> _ESERCIZIO_:
Puoi aggiornare tutti i dati sostituendo "mic-muted-icon" con "microphone-off-icon" e lasciando invariato tutto il resto?

> _DATI FORNITI_:

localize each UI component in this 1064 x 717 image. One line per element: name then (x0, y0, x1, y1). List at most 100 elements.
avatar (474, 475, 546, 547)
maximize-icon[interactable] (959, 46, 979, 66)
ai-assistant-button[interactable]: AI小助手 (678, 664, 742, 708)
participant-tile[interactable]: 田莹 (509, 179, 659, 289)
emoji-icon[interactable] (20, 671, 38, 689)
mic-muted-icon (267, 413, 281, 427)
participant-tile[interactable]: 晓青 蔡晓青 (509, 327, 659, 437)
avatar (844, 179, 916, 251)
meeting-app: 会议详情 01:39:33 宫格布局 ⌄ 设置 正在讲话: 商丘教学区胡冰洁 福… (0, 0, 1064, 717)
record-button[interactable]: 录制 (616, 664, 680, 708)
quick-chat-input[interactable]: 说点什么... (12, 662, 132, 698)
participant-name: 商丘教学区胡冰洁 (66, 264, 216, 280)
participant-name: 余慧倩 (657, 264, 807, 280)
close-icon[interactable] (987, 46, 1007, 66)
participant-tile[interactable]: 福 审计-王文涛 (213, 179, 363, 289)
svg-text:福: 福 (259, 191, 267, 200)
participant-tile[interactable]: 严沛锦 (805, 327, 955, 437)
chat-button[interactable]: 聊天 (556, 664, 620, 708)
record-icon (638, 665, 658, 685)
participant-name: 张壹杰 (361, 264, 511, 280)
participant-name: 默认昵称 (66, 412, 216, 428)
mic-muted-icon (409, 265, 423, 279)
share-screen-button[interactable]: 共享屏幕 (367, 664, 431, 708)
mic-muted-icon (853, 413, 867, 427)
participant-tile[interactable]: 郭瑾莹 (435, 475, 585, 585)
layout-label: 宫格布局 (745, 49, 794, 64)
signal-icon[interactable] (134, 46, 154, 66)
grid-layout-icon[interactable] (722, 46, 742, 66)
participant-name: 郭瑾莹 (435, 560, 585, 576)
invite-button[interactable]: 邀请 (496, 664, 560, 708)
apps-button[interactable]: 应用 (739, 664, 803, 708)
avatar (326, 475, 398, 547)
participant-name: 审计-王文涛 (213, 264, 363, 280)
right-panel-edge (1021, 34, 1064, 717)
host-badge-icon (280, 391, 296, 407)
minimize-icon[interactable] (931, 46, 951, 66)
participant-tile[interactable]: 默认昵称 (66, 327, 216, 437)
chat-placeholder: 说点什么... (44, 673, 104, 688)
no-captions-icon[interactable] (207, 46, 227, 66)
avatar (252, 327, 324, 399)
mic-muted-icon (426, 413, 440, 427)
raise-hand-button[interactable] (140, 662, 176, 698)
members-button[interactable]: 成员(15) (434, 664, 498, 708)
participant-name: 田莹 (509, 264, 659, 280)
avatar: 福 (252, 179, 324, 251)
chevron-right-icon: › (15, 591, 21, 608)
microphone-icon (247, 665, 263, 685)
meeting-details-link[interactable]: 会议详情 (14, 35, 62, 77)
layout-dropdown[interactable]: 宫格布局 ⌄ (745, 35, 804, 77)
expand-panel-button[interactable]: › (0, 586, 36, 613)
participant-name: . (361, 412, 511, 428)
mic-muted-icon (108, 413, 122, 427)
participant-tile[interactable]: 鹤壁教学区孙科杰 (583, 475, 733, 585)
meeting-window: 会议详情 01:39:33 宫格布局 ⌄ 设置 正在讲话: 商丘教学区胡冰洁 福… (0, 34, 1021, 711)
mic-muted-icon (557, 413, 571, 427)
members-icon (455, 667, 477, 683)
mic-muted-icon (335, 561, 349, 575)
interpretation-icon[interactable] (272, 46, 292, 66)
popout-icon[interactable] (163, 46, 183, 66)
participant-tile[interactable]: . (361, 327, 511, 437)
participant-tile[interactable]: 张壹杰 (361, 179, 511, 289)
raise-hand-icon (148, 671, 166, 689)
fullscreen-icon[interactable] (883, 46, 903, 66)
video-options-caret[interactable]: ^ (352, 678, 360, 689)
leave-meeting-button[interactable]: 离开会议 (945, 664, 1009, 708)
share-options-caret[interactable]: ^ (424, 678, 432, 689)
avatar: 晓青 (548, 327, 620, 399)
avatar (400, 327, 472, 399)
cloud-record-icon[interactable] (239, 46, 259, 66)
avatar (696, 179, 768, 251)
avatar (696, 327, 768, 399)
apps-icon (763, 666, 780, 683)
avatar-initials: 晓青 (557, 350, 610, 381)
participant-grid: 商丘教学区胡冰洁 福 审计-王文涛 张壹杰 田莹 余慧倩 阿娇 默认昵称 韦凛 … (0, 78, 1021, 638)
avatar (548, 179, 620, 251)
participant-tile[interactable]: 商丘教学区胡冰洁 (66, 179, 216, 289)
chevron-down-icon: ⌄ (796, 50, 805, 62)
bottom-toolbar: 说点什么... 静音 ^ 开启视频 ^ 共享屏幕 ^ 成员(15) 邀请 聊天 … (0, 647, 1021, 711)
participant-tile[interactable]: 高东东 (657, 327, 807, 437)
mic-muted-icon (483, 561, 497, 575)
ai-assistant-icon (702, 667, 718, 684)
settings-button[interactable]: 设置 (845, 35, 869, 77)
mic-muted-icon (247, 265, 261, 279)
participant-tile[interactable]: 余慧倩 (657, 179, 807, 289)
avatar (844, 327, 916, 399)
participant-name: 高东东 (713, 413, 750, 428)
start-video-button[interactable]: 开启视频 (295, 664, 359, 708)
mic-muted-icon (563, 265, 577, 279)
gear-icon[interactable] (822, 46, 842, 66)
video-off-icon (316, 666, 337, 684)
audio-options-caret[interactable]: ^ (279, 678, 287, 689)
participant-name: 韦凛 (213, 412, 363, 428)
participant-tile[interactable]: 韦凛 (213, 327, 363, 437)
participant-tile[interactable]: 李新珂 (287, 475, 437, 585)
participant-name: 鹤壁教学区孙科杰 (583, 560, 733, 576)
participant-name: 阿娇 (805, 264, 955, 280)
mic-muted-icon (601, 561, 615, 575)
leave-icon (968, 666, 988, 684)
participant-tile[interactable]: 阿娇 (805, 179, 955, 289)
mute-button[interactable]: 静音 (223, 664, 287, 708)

> _LA RISPOSTA_:
localize each UI component in this 1064 x 717 image. One line per element: name then (x0, y0, x1, y1). List at most 100 elements.
avatar (474, 475, 546, 547)
maximize-icon[interactable] (959, 46, 979, 66)
ai-assistant-button[interactable]: AI小助手 (678, 664, 742, 708)
participant-tile[interactable]: 田莹 (509, 179, 659, 289)
emoji-icon[interactable] (20, 671, 38, 689)
microphone-off-icon (267, 413, 281, 427)
participant-tile[interactable]: 晓青 蔡晓青 (509, 327, 659, 437)
avatar (844, 179, 916, 251)
meeting-app: 会议详情 01:39:33 宫格布局 ⌄ 设置 正在讲话: 商丘教学区胡冰洁 福… (0, 0, 1064, 717)
record-button[interactable]: 录制 (616, 664, 680, 708)
quick-chat-input[interactable]: 说点什么... (12, 662, 132, 698)
participant-name: 商丘教学区胡冰洁 (66, 264, 216, 280)
participant-name: 余慧倩 (657, 264, 807, 280)
close-icon[interactable] (987, 46, 1007, 66)
participant-tile[interactable]: 福 审计-王文涛 (213, 179, 363, 289)
svg-text:福: 福 (259, 191, 267, 200)
participant-tile[interactable]: 严沛锦 (805, 327, 955, 437)
chat-button[interactable]: 聊天 (556, 664, 620, 708)
record-icon (638, 665, 658, 685)
participant-name: 张壹杰 (361, 264, 511, 280)
participant-name: 默认昵称 (66, 412, 216, 428)
microphone-off-icon (409, 265, 423, 279)
share-screen-button[interactable]: 共享屏幕 (367, 664, 431, 708)
microphone-off-icon (853, 413, 867, 427)
participant-tile[interactable]: 郭瑾莹 (435, 475, 585, 585)
layout-label: 宫格布局 (745, 49, 794, 64)
signal-icon[interactable] (134, 46, 154, 66)
grid-layout-icon[interactable] (722, 46, 742, 66)
participant-name: 郭瑾莹 (435, 560, 585, 576)
invite-button[interactable]: 邀请 (496, 664, 560, 708)
apps-button[interactable]: 应用 (739, 664, 803, 708)
avatar (326, 475, 398, 547)
participant-name: 审计-王文涛 (213, 264, 363, 280)
right-panel-edge (1021, 34, 1064, 717)
host-badge-icon (280, 391, 296, 407)
minimize-icon[interactable] (931, 46, 951, 66)
participant-tile[interactable]: 默认昵称 (66, 327, 216, 437)
chat-placeholder: 说点什么... (44, 673, 104, 688)
no-captions-icon[interactable] (207, 46, 227, 66)
avatar (252, 327, 324, 399)
microphone-off-icon (426, 413, 440, 427)
raise-hand-button[interactable] (140, 662, 176, 698)
members-button[interactable]: 成员(15) (434, 664, 498, 708)
participant-name: 田莹 (509, 264, 659, 280)
avatar: 福 (252, 179, 324, 251)
chevron-right-icon: › (15, 591, 21, 608)
microphone-icon (247, 665, 263, 685)
meeting-details-link[interactable]: 会议详情 (14, 35, 62, 77)
layout-dropdown[interactable]: 宫格布局 ⌄ (745, 35, 804, 77)
expand-panel-button[interactable]: › (0, 586, 36, 613)
participant-name: . (361, 412, 511, 428)
microphone-off-icon (108, 413, 122, 427)
participant-tile[interactable]: 鹤壁教学区孙科杰 (583, 475, 733, 585)
meeting-window: 会议详情 01:39:33 宫格布局 ⌄ 设置 正在讲话: 商丘教学区胡冰洁 福… (0, 34, 1021, 711)
microphone-off-icon (557, 413, 571, 427)
members-icon (455, 667, 477, 683)
microphone-off-icon (335, 561, 349, 575)
interpretation-icon[interactable] (272, 46, 292, 66)
popout-icon[interactable] (163, 46, 183, 66)
participant-tile[interactable]: . (361, 327, 511, 437)
participant-tile[interactable]: 张壹杰 (361, 179, 511, 289)
raise-hand-icon (148, 671, 166, 689)
fullscreen-icon[interactable] (883, 46, 903, 66)
video-options-caret[interactable]: ^ (352, 678, 360, 689)
leave-meeting-button[interactable]: 离开会议 (945, 664, 1009, 708)
share-options-caret[interactable]: ^ (424, 678, 432, 689)
avatar: 晓青 (548, 327, 620, 399)
avatar (400, 327, 472, 399)
cloud-record-icon[interactable] (239, 46, 259, 66)
avatar (696, 179, 768, 251)
avatar (696, 327, 768, 399)
apps-icon (763, 666, 780, 683)
avatar-initials: 晓青 (557, 350, 610, 381)
participant-grid: 商丘教学区胡冰洁 福 审计-王文涛 张壹杰 田莹 余慧倩 阿娇 默认昵称 韦凛 … (0, 78, 1021, 638)
avatar (548, 179, 620, 251)
participant-tile[interactable]: 商丘教学区胡冰洁 (66, 179, 216, 289)
chevron-down-icon: ⌄ (796, 50, 805, 62)
bottom-toolbar: 说点什么... 静音 ^ 开启视频 ^ 共享屏幕 ^ 成员(15) 邀请 聊天 … (0, 647, 1021, 711)
participant-tile[interactable]: 高东东 (657, 327, 807, 437)
microphone-off-icon (483, 561, 497, 575)
ai-assistant-icon (702, 667, 718, 684)
settings-button[interactable]: 设置 (845, 35, 869, 77)
microphone-off-icon (247, 265, 261, 279)
participant-tile[interactable]: 余慧倩 (657, 179, 807, 289)
avatar (844, 327, 916, 399)
participant-name: 高东东 (713, 413, 750, 428)
start-video-button[interactable]: 开启视频 (295, 664, 359, 708)
microphone-off-icon (563, 265, 577, 279)
gear-icon[interactable] (822, 46, 842, 66)
video-off-icon (316, 666, 337, 684)
audio-options-caret[interactable]: ^ (279, 678, 287, 689)
participant-name: 韦凛 (213, 412, 363, 428)
participant-tile[interactable]: 韦凛 (213, 327, 363, 437)
participant-tile[interactable]: 李新珂 (287, 475, 437, 585)
participant-name: 鹤壁教学区孙科杰 (583, 560, 733, 576)
participant-name: 阿娇 (805, 264, 955, 280)
microphone-off-icon (601, 561, 615, 575)
leave-icon (968, 666, 988, 684)
participant-tile[interactable]: 阿娇 (805, 179, 955, 289)
mute-button[interactable]: 静音 (223, 664, 287, 708)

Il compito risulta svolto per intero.